_Material to process_
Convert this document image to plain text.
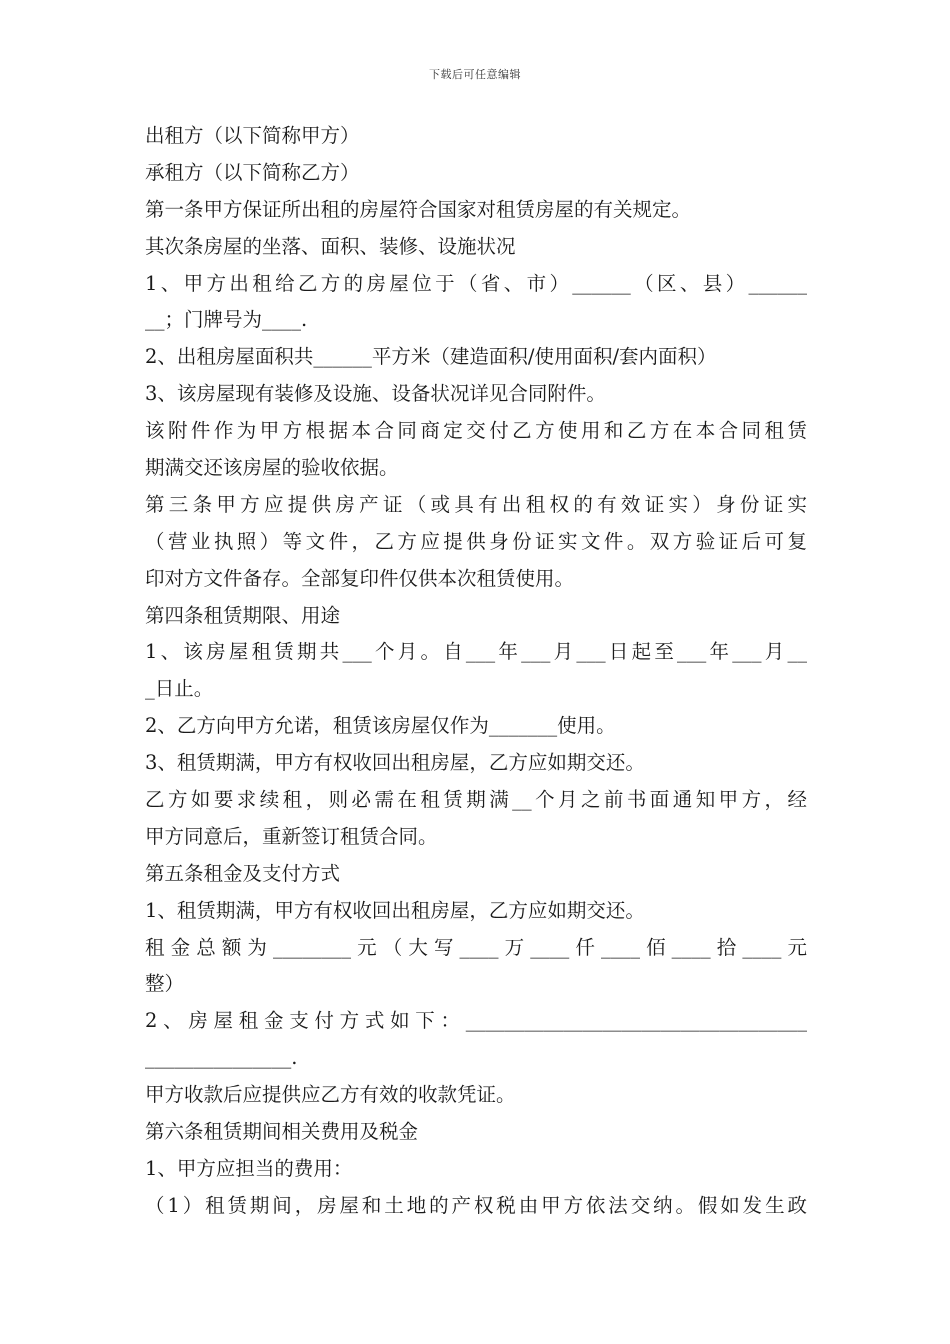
下载后可任意编辑
出租方（以下简称甲方）
承租方（以下简称乙方）
第一条甲方保证所出租的房屋符合国家对租赁房屋的有关规定。
其次条房屋的坐落、面积、装修、设施状况
1、甲方出租给乙方的房屋位于（省、市）______（区、县）______
__；门牌号为____.
2、出租房屋面积共______平方米（建造面积/使用面积/套内面积）
3、该房屋现有装修及设施、设备状况详见合同附件。
该附件作为甲方根据本合同商定交付乙方使用和乙方在本合同租赁
期满交还该房屋的验收依据。
第三条甲方应提供房产证（或具有出租权的有效证实）身份证实
（营业执照）等文件，乙方应提供身份证实文件。双方验证后可复
印对方文件备存。全部复印件仅供本次租赁使用。
第四条租赁期限、用途
1、该房屋租赁期共___个月。自___年___月___日起至___年___月__
_日止。
2、乙方向甲方允诺，租赁该房屋仅作为_______使用。
3、租赁期满，甲方有权收回出租房屋，乙方应如期交还。
乙方如要求续租，则必需在租赁期满__个月之前书面通知甲方，经
甲方同意后，重新签订租赁合同。
第五条租金及支付方式
1、租赁期满，甲方有权收回出租房屋，乙方应如期交还。
租金总额为________元（大写____万____仟____佰____拾____元
整）
2、房屋租金支付方式如下：___________________________________
_______________.
甲方收款后应提供应乙方有效的收款凭证。
第六条租赁期间相关费用及税金
1、甲方应担当的费用：
（1）租赁期间，房屋和土地的产权税由甲方依法交纳。假如发生政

_Stated task_
Set each line of the records down exactly, leaving every picture out.

_Exercise output_
Convert this document image to plain text.
下载后可任意编辑
出租方（以下简称甲方）
承租方（以下简称乙方）
第一条甲方保证所出租的房屋符合国家对租赁房屋的有关规定。
其次条房屋的坐落、面积、装修、设施状况
1、甲方出租给乙方的房屋位于（省、市）______（区、县）______
__；门牌号为____.
2、出租房屋面积共______平方米（建造面积/使用面积/套内面积）
3、该房屋现有装修及设施、设备状况详见合同附件。
该附件作为甲方根据本合同商定交付乙方使用和乙方在本合同租赁
期满交还该房屋的验收依据。
第三条甲方应提供房产证（或具有出租权的有效证实）身份证实
（营业执照）等文件，乙方应提供身份证实文件。双方验证后可复
印对方文件备存。全部复印件仅供本次租赁使用。
第四条租赁期限、用途
1、该房屋租赁期共___个月。自___年___月___日起至___年___月__
_日止。
2、乙方向甲方允诺，租赁该房屋仅作为_______使用。
3、租赁期满，甲方有权收回出租房屋，乙方应如期交还。
乙方如要求续租，则必需在租赁期满__个月之前书面通知甲方，经
甲方同意后，重新签订租赁合同。
第五条租金及支付方式
1、租赁期满，甲方有权收回出租房屋，乙方应如期交还。
租金总额为________元（大写____万____仟____佰____拾____元
整）
2、房屋租金支付方式如下：___________________________________
_______________.
甲方收款后应提供应乙方有效的收款凭证。
第六条租赁期间相关费用及税金
1、甲方应担当的费用：
（1）租赁期间，房屋和土地的产权税由甲方依法交纳。假如发生政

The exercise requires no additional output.